#### [WHAT YOU SHOULD DO]
Pull out every line below containing the word "sylvestris".
═════ RECORDS TO USE ═════
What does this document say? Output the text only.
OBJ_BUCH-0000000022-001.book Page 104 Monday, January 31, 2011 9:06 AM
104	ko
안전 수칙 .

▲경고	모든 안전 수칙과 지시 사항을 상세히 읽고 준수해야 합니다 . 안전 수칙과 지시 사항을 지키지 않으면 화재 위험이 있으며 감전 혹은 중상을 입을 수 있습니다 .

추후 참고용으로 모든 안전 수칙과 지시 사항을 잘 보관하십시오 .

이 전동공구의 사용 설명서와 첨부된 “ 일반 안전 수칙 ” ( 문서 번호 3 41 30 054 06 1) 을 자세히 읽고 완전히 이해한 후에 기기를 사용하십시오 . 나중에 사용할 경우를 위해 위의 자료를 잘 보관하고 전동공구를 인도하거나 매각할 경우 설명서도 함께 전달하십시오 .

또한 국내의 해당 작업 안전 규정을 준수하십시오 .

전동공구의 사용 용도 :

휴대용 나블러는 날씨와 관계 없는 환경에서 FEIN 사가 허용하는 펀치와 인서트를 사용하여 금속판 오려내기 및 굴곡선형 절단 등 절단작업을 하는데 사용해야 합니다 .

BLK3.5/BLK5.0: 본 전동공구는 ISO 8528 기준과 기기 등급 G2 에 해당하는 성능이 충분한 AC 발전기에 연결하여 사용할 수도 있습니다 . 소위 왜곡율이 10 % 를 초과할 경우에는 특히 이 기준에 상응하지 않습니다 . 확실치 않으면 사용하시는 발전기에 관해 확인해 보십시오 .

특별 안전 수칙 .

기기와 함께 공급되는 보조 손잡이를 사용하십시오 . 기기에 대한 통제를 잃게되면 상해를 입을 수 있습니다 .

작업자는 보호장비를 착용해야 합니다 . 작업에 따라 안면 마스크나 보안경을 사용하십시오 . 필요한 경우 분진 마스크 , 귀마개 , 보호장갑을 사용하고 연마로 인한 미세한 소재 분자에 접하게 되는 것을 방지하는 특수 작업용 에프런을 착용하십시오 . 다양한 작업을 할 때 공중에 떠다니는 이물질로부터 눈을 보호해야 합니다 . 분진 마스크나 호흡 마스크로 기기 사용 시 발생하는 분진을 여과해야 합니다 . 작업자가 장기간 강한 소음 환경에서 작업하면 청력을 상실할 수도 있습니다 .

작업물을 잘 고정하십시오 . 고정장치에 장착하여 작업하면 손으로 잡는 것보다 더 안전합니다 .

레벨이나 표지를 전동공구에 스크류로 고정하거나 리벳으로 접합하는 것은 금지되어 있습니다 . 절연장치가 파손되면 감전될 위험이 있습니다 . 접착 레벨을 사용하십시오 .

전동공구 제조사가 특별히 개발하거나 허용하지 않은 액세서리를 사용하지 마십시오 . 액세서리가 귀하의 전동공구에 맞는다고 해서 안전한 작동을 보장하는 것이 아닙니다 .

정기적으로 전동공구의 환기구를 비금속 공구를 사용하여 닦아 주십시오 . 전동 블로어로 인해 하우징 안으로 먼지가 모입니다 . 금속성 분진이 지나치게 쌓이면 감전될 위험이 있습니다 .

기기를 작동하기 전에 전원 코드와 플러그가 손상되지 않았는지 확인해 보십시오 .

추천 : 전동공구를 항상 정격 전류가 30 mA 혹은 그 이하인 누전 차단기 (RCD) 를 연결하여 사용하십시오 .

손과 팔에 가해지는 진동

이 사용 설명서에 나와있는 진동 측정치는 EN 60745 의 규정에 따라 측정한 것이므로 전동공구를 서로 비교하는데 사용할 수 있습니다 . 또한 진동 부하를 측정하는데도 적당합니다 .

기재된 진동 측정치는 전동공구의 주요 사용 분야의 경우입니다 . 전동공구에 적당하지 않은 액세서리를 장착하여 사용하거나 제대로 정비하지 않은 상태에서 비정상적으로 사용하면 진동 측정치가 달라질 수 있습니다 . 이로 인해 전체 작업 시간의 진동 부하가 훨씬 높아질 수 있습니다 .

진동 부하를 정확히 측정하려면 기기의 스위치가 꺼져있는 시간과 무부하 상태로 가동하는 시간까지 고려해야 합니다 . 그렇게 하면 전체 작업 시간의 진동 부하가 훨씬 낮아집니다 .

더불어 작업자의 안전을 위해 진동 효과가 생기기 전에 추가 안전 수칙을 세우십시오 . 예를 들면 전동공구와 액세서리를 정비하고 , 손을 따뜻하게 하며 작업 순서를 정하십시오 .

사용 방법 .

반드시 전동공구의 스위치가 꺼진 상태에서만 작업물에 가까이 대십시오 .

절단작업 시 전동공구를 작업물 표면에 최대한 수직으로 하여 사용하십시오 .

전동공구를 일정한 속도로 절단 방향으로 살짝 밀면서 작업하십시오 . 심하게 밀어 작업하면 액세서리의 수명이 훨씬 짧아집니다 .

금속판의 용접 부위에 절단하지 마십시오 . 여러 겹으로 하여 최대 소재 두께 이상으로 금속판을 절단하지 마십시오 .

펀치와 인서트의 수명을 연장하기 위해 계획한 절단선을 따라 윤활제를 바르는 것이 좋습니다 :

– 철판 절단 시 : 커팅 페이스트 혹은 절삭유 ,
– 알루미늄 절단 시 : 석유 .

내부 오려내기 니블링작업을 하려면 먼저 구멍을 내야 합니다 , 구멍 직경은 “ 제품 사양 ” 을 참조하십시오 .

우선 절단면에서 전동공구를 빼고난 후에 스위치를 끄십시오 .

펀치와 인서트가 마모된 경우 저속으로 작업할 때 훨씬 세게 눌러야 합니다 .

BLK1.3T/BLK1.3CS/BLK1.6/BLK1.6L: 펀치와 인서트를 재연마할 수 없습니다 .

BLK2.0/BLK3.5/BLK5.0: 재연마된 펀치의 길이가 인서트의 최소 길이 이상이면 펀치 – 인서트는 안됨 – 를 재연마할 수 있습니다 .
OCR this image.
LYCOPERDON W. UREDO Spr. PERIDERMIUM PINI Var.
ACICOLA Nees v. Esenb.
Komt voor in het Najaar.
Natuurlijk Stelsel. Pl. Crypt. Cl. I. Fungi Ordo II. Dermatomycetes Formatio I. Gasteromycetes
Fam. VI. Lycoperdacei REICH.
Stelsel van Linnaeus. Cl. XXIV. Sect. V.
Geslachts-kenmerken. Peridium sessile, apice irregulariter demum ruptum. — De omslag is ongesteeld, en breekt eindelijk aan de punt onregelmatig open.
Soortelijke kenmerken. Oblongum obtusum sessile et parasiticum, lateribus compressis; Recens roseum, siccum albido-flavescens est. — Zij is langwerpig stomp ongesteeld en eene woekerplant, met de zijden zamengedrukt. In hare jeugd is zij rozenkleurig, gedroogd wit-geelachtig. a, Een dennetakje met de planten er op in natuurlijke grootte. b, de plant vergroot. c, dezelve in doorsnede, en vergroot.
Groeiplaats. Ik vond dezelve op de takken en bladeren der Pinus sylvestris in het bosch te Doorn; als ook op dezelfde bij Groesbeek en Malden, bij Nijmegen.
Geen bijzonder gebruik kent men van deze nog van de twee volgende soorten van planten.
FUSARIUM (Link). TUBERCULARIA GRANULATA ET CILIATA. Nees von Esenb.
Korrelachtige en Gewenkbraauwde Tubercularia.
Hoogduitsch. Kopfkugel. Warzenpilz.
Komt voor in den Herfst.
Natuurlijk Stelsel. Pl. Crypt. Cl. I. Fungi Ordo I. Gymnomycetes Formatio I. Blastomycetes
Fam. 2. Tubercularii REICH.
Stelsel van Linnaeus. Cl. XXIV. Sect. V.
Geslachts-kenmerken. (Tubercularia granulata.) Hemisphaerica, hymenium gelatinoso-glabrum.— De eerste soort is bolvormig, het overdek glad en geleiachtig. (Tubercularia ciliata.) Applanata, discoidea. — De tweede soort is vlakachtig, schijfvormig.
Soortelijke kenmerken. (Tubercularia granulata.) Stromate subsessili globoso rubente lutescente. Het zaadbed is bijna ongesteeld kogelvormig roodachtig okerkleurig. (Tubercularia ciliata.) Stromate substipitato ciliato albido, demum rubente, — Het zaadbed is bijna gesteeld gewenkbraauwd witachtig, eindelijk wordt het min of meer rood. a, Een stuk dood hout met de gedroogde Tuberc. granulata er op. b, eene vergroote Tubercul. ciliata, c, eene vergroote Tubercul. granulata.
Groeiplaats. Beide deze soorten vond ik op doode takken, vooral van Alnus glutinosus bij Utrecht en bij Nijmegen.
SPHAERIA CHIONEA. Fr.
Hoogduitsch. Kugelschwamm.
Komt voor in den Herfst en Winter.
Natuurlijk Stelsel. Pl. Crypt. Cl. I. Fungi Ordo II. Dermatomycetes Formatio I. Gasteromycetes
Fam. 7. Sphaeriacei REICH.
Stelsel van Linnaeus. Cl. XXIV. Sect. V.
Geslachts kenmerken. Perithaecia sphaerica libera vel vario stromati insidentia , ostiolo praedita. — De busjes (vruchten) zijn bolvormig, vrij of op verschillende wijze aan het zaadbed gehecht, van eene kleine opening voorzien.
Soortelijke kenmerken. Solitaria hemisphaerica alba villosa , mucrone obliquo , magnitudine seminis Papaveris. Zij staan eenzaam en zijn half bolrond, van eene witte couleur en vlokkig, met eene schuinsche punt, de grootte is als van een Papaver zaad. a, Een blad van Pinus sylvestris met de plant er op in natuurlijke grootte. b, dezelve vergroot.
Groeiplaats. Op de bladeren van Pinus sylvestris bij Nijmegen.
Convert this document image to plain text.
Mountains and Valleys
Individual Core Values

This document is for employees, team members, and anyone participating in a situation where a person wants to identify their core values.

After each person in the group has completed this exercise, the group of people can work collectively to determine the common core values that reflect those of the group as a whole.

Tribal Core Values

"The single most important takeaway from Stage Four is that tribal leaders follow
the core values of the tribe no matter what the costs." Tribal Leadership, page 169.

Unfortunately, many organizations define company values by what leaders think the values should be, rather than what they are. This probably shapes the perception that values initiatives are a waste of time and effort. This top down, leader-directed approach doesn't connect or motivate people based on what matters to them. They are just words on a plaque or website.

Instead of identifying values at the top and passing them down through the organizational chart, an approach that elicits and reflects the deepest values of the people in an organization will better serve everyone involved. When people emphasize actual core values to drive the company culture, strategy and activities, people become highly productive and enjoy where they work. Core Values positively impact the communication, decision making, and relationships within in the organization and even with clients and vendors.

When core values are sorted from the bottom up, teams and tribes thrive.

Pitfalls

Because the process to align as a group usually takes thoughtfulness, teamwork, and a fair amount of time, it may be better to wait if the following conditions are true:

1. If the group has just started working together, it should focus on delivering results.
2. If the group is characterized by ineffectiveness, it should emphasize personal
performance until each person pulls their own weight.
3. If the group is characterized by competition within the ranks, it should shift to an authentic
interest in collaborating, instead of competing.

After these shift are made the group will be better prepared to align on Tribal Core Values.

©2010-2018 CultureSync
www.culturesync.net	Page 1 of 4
═════
#### [RIGHT ANSWER]
Groeiplaats. Ik vond dezelve op de takken en bladeren der Pinus sylvestris in het bosch te Doorn; als ook op dezelfde bij Groesbeek en Malden, bij Nijmegen.
Soortelijke kenmerken. Solitaria hemisphaerica alba villosa , mucrone obliquo , magnitudine seminis Papaveris. Zij staan eenzaam en zijn half bolrond, van eene witte couleur en vlokkig, met eene schuinsche punt, de grootte is als van een Papaver zaad. a, Een blad van Pinus sylvestris met de plant er op in natuurlijke grootte. b, dezelve vergroot.
Groeiplaats. Op de bladeren van Pinus sylvestris bij Nijmegen.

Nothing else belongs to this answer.